§ The request:
Among the following entries, count the lines that contain "increase" and report only the result.

§ Raw data:
..........
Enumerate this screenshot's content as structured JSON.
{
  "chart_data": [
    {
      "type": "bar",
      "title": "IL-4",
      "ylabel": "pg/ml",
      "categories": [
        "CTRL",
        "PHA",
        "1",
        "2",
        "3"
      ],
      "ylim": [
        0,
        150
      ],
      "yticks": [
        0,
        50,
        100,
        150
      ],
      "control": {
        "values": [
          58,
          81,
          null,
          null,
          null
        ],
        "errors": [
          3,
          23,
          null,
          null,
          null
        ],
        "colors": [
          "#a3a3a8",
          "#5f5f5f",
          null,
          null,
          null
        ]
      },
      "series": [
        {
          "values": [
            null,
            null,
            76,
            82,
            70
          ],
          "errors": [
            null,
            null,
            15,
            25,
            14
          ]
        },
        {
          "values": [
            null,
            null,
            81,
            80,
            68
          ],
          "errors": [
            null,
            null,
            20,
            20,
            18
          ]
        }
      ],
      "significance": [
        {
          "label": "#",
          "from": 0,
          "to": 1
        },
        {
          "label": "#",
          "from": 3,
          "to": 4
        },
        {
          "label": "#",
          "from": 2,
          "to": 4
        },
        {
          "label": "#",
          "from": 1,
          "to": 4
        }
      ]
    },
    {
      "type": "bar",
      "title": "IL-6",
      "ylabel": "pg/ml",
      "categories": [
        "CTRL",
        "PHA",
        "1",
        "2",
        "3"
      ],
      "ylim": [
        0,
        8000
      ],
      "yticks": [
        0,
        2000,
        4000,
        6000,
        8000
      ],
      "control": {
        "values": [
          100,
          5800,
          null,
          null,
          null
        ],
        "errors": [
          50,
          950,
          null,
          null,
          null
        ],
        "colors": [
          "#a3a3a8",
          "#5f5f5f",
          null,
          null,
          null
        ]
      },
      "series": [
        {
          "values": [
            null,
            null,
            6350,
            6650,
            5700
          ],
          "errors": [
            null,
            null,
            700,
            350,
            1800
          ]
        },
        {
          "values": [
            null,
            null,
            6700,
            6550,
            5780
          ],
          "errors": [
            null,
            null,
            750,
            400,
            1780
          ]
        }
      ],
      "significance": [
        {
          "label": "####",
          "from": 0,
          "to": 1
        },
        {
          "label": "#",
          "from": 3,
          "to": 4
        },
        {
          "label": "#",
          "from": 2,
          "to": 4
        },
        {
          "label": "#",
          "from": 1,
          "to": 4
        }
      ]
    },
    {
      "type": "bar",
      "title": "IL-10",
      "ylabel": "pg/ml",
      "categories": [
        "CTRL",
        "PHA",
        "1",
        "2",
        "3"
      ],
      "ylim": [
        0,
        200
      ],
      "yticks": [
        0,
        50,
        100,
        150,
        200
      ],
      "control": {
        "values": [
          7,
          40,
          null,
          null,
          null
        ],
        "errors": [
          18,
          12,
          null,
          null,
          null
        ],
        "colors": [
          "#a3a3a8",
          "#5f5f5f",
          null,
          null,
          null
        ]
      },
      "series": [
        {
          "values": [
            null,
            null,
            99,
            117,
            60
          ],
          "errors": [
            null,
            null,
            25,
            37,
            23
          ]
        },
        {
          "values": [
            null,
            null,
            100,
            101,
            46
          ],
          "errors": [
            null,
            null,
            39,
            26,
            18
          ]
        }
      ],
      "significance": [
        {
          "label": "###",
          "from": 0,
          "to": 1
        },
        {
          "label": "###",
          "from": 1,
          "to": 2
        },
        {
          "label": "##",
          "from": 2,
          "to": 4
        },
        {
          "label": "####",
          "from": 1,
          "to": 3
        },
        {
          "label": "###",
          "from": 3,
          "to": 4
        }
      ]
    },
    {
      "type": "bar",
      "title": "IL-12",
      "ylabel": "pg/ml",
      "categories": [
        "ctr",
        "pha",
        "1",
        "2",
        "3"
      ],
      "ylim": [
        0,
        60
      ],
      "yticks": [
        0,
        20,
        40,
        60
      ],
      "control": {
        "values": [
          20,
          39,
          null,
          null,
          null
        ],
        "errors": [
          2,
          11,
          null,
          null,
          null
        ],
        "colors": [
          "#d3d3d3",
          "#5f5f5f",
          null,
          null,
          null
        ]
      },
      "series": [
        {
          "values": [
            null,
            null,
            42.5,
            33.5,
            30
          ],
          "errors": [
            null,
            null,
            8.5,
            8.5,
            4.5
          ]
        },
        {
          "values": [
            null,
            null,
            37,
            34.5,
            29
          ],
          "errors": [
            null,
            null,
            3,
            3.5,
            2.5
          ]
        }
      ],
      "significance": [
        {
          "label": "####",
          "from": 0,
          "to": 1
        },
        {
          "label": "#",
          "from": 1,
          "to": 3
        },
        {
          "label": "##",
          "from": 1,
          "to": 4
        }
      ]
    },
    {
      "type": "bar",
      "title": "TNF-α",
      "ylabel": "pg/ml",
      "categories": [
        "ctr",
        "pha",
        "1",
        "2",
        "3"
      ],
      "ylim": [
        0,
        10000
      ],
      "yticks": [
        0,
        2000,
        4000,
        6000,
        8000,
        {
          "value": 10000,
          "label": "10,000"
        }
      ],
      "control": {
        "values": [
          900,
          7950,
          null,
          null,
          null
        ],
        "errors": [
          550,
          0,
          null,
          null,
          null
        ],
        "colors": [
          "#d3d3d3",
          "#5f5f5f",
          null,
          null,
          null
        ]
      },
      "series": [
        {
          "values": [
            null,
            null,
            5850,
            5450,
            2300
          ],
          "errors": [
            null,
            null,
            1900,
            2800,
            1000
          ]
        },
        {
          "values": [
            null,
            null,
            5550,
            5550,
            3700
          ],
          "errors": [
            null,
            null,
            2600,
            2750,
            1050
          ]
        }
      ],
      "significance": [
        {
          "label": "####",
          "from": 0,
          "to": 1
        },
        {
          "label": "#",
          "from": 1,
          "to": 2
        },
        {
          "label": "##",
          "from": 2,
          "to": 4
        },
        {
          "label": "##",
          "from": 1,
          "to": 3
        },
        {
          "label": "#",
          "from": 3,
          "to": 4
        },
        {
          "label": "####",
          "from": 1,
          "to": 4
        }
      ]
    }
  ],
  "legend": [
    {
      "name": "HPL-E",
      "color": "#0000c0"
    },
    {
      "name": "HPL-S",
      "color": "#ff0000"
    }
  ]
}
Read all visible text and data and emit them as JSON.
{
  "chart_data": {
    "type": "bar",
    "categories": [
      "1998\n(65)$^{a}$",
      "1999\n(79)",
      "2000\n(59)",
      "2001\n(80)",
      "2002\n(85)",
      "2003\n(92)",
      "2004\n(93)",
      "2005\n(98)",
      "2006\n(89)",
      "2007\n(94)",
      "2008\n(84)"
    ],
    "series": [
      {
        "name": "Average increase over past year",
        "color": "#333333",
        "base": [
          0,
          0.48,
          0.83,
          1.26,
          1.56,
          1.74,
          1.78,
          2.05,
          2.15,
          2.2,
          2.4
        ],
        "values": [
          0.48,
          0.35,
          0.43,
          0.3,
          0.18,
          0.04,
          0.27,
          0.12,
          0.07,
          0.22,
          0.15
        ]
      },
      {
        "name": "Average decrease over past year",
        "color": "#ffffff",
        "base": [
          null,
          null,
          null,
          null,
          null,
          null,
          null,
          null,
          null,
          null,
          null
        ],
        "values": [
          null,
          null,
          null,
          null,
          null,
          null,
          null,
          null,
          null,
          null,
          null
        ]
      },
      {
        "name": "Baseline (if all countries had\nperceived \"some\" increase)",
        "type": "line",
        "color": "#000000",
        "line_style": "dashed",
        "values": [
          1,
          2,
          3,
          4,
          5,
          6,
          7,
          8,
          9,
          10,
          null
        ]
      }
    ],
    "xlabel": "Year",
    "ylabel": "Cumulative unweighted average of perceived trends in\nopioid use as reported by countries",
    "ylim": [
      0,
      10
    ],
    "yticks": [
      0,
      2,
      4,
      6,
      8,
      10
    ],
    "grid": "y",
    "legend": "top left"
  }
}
..........
§ Solution to this task:
2